Об алдановском «образцовом стиле» – совершенном по форме, изящнейшем, сверхутонченном» – <Карлгрен> пишет со смешанным чувством восхищения и недоумения, которое всегда присутствовало в отзывах о произведениях Марка Алданова в эмигрантской критике [МАРЧЕНКО Т. С. 561].
Из подробного критического анализа алдановского творчества, проведенного Карлгренном для членов Нобелевского комитета, можно сделать вывод, что рецензент считает его не беллетристом в классическом понимании этого определения, а писателем публицистически-документального жанра. В дополнении ко всему,
в «типических характерах» персонажей <трилогии Алданова о русской революции>, при всей <их> «антисоветской» направленности, Карлгрен увидел несомненное сходство с «провозглашенным в советской стране т.н. социалистическим реализмом», <который> предполагает наделение литературных героев «сходными, общими и существенными чертами, присущими определенным категориям и группам»,
– поэтому «целостная картина» исторических романов Алданова по мнению Карлгрена «оказывается крайне пристрастной и односторонней» – здесь и ниже [МАРЧЕНКО Т. С. 563–566].
Не вдаваясь в подробный анализ выводов Карлгрена-критика, нельзя, однако, не возразить по существу на многие его упреки. Оригинальность Алданова-писателя, проявляется, на наш взгляд, именно в том, что он органично сочетал в своих произведениях классическую ясность и изысканность стиля с принципом иронического «остранения»325 и «монтажности». Эти приемы, вошедшие в модернистскую литературу 1920-х гг., Алданов, манифестирующий свое неприятие модернизма, тем не менее, освоил и мастерски применил к описанию различных исторических эпох. Но именно это, в первую очередь, и не увидел, Карлгрен, противопоставлявший документальную прозу Алданова с совершенно иным по своей природе творчеством русских прозаиков-бытописателей, таких как Бунин, Горький и иже с ними. Алданов как:
Писатель словно ускользает от эксперта, в отзыве которого, даже после положительной оценки разных сторон творческой манеры Алданова, не находится слов в поддержку его кандидатуру как достойной нобелевской награды. И для шведских академиков, не склонных к чтению хорошо сконструированных романов, Марк Алданов оказывает своего рода загадкой: приятный во всех отношениях писатель – и вместе с тем в чем-то неопределимом не соответствующей не столько букве, сколько духу завещание Нобеля. Действительно, в произведениях М.А. Алданова было всё – и занимательный сюжет, и блестящий стиль, и изумительная историческая достоверность; не было лишь одного – идеала.
Его подменяла «философия случая», лишающая человека ее исповедующего веры в прогреС. В общих чертах восприятие Алданова-писателя шведским критиком совпадает с оценкой его творчества, данной в 1930-е гг. Д.П. Святополком-Мирским, который говорил об Алданове как
о национальном, так сказать писателе, эмиграции буржуазной (то есть не помещичьей и не военной) среднекультурной и анттантофильской (в смысле культурных вкусов326). Ни с какой натяжкой его нельзя назвать большим романистом (да никто не называет), но умный и добросовестный писатель.

---------------

Задания:
**A)** Почему, согласно отрывку об Алданове, Карлгрен счел «целостную картину» исторических романов Алданова «крайне пристрастной и односторонней»? Ответьте в одном–трех предложениях.
**B)** Продолжите отрывок об Алданове и оценке его творчества Карлгреном, начав сразу после его последнего предложения.
Перечень ниже к этому отрывку никакого отношения не имеет.

Собранные материалы:

---------------

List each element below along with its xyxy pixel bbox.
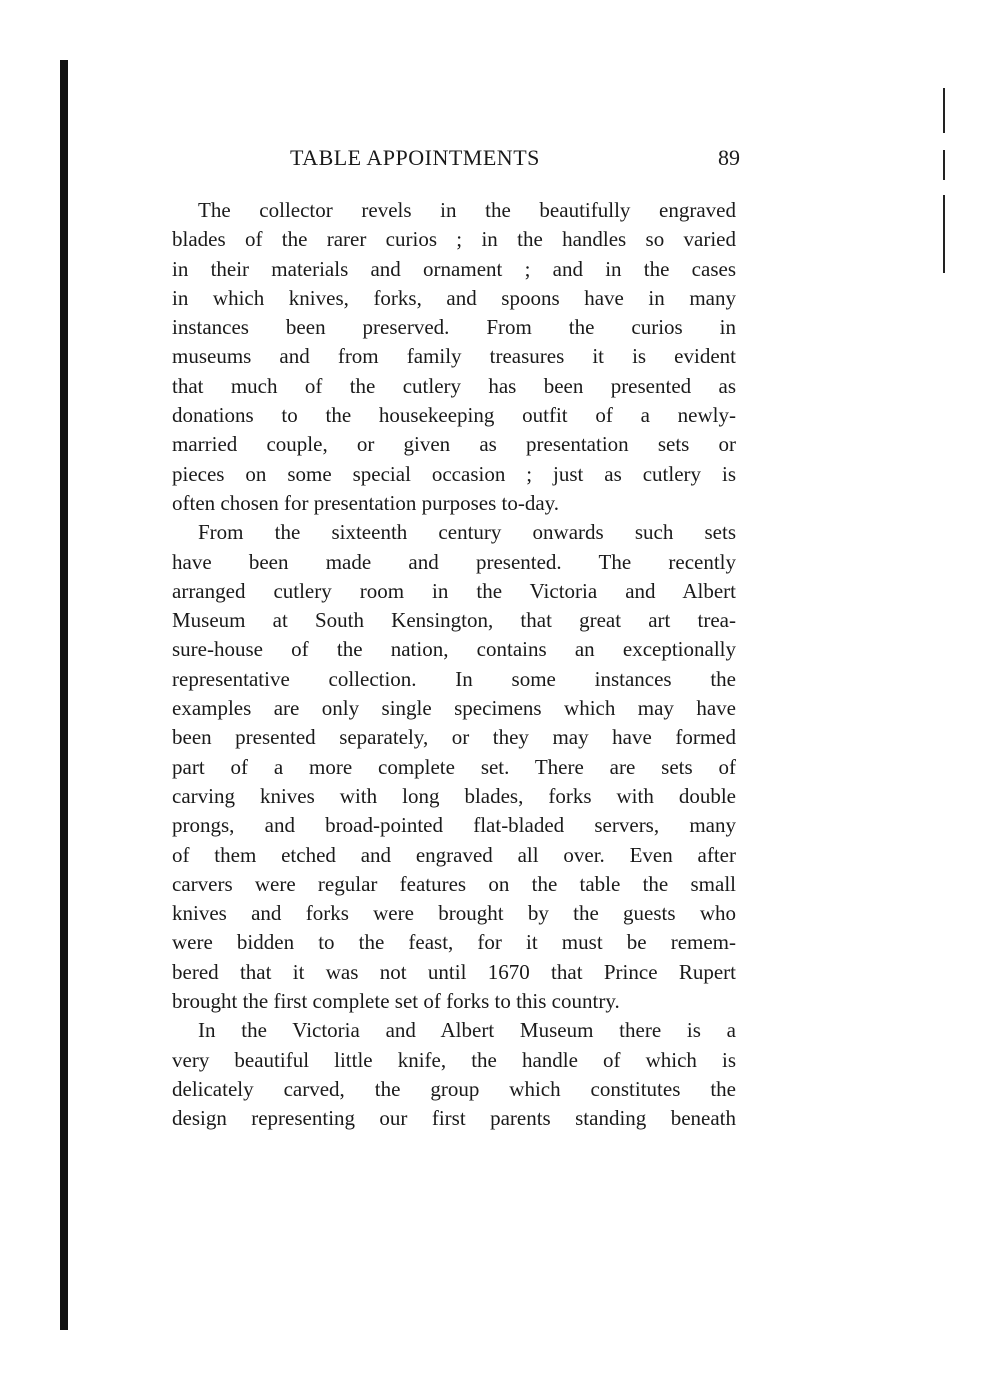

---------------

Ответы:
**A)** В «типических характерах» персонажей трилогии Алданова о русской революции, несмотря на их «антисоветскую» направленность, Карлгрен увидел сходство с социалистическим реализмом. Этот метод предполагает наделение литературных героев «сходными, общими и существенными чертами, присущими определенным категориям и группам».

**B)**
Мнение Святополка-Мирского по существу оспаривал Иван Бунин. Отнюдь не ставя Алданова в один ряд с собой – продолжателем великой классической традиции русской литературы, он, однако, высоко оценивал его как писателя иного жанра, впоследствии получившего название «документальная проза». В своем следующем представлении кандидатуры Алданова Нобелевскому комитету (1939 г.) Бунин писал:
Художественное дарование писателя, человечность его взглядов, глубина его историзма, живая атмосфера эпохи, воплощенной им, возводят его в ряд выдающихся писателей нашего времени.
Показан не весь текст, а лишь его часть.